[Problem] Records follow. Pull out every line that contains "color".

--

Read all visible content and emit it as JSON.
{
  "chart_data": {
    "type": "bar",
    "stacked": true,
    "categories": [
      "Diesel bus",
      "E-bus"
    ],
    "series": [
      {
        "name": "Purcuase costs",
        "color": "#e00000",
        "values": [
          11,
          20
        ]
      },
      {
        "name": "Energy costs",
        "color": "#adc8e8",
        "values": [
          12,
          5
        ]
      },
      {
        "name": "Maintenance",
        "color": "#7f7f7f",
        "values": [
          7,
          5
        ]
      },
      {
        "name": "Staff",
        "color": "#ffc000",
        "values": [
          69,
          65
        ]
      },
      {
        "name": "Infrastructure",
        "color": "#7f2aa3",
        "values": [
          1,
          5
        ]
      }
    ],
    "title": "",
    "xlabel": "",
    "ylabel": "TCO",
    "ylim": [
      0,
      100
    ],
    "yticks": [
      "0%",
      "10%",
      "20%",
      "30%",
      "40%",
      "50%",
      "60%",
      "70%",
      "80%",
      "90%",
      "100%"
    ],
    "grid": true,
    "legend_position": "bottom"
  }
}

--

[Correct response]
        "color": "#e00000",
        "color": "#adc8e8",
        "color": "#7f7f7f",
        "color": "#ffc000",
        "color": "#7f2aa3",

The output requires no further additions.